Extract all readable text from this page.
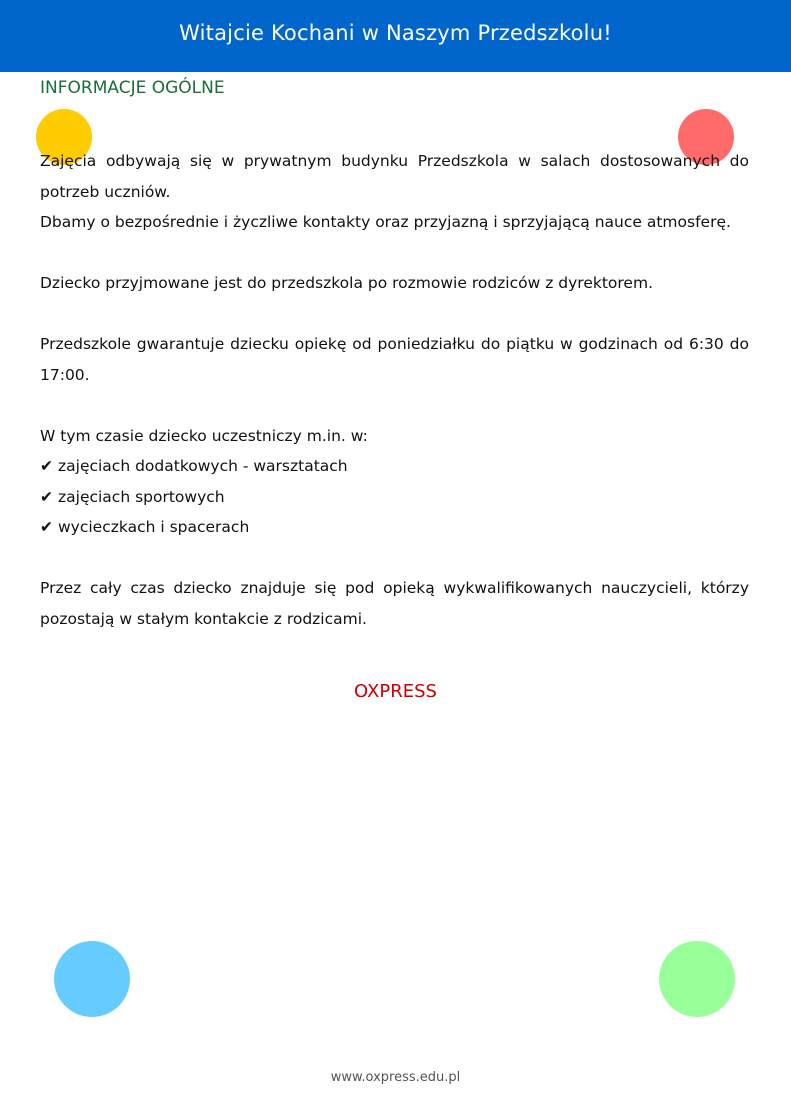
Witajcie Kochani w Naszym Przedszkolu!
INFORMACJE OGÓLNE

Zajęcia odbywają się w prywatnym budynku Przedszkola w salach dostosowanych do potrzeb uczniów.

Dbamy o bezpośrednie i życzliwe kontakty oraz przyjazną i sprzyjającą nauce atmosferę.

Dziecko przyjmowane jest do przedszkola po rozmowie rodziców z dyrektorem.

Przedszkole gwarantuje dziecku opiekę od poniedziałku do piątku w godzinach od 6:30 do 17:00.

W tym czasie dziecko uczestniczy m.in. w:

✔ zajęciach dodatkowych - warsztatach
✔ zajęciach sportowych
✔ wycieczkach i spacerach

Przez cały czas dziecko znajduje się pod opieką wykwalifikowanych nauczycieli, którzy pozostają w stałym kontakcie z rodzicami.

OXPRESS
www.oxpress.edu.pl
________________________
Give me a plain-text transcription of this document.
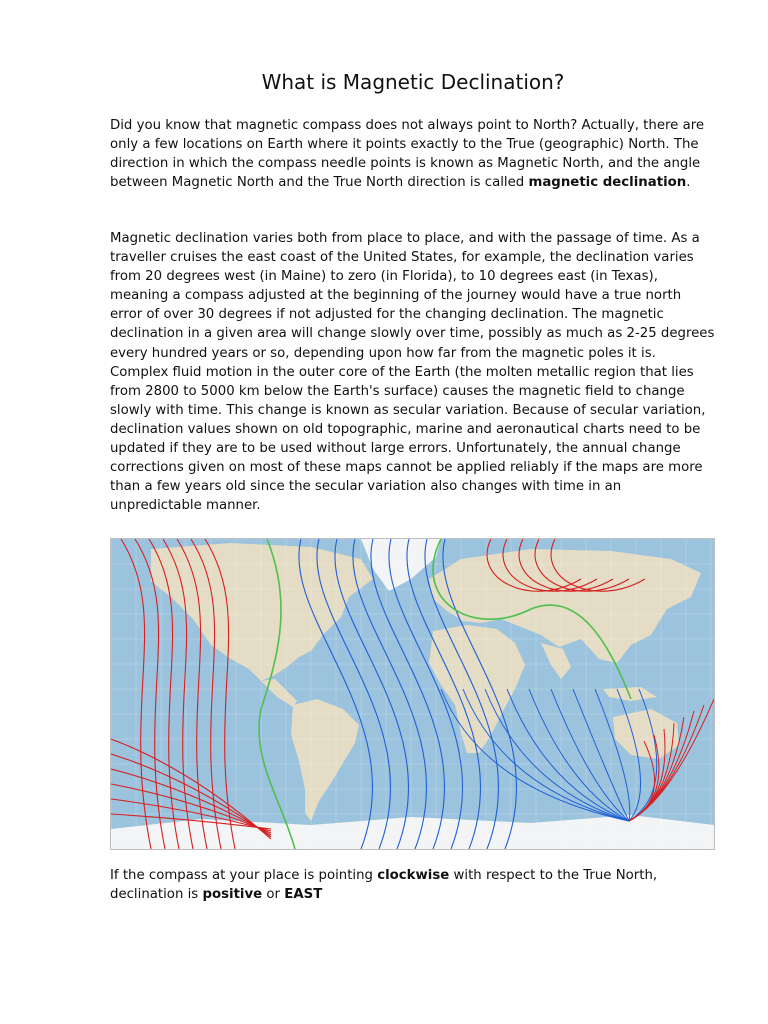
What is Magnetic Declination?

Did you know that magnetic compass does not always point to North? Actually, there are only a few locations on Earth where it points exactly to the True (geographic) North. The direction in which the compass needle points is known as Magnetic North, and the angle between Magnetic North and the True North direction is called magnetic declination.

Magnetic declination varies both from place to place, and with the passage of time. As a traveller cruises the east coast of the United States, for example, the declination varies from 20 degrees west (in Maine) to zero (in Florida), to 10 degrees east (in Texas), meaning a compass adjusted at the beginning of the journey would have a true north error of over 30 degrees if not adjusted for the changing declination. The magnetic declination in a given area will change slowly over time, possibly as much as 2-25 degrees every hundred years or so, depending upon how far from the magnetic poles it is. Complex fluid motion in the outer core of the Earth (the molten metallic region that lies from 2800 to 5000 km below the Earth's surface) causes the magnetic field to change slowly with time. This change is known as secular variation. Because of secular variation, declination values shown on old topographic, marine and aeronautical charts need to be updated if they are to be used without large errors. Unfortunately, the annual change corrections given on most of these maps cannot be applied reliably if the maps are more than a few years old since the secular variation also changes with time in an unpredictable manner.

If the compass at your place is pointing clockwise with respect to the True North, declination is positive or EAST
________________________
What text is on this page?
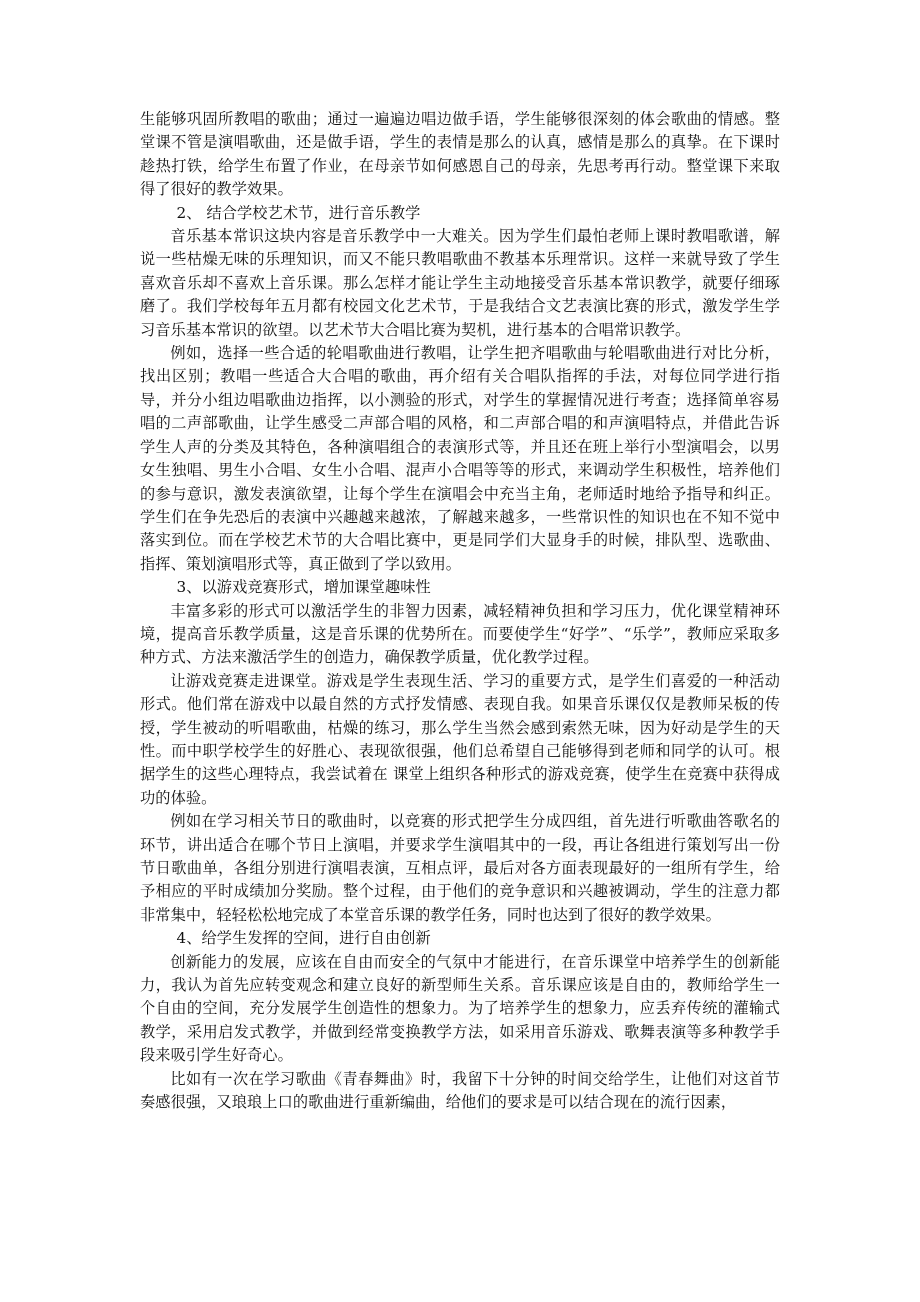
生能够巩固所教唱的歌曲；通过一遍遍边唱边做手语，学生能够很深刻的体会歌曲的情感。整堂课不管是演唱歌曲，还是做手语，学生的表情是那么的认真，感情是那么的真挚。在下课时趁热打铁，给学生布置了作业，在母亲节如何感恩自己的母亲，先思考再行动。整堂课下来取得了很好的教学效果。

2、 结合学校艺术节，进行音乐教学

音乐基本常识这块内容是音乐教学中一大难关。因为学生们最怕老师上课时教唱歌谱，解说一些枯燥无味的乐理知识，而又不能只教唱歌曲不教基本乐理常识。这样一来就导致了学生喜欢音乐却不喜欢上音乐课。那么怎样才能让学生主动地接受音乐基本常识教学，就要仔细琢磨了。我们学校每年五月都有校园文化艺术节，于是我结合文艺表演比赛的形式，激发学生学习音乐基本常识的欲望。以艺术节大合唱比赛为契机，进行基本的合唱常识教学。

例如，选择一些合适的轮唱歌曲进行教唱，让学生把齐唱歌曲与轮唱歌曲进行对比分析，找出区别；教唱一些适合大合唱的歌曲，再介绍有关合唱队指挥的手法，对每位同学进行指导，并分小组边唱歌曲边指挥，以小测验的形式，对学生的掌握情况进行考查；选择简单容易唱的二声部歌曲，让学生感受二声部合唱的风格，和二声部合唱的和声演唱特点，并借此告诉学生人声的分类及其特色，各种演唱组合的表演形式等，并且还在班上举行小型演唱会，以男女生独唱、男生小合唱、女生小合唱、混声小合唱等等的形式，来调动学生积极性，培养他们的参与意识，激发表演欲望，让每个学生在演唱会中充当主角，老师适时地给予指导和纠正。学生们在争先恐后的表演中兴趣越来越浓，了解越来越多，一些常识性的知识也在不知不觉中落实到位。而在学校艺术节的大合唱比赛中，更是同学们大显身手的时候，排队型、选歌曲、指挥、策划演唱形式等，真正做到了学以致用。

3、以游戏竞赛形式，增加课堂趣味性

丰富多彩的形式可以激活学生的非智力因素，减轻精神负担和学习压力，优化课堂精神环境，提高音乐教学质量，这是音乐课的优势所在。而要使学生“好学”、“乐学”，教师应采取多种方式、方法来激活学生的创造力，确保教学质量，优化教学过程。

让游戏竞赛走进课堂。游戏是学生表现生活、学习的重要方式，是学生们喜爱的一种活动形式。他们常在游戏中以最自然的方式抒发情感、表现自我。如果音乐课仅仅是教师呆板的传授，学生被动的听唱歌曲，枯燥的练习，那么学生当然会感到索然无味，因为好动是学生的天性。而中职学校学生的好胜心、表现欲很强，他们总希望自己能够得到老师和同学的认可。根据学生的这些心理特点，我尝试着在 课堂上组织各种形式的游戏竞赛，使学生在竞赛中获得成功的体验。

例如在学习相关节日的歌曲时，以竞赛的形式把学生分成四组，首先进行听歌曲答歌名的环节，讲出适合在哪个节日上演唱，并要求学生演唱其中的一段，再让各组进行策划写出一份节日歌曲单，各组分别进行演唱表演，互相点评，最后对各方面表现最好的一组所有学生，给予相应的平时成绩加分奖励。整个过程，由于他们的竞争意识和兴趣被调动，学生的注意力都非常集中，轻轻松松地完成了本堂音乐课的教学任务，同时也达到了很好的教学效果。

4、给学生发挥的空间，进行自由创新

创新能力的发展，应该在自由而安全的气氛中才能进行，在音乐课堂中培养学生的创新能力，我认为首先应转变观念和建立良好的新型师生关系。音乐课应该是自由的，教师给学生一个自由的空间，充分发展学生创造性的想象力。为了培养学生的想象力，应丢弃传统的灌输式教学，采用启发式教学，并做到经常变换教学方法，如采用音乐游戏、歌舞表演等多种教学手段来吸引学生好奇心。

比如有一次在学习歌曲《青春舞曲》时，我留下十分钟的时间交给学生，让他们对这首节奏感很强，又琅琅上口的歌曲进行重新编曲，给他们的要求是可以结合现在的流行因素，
________________________
Select and copy every line from the records that includes the word "zajęciach".

✔ zajęciach dodatkowych - warsztatach
✔ zajęciach sportowych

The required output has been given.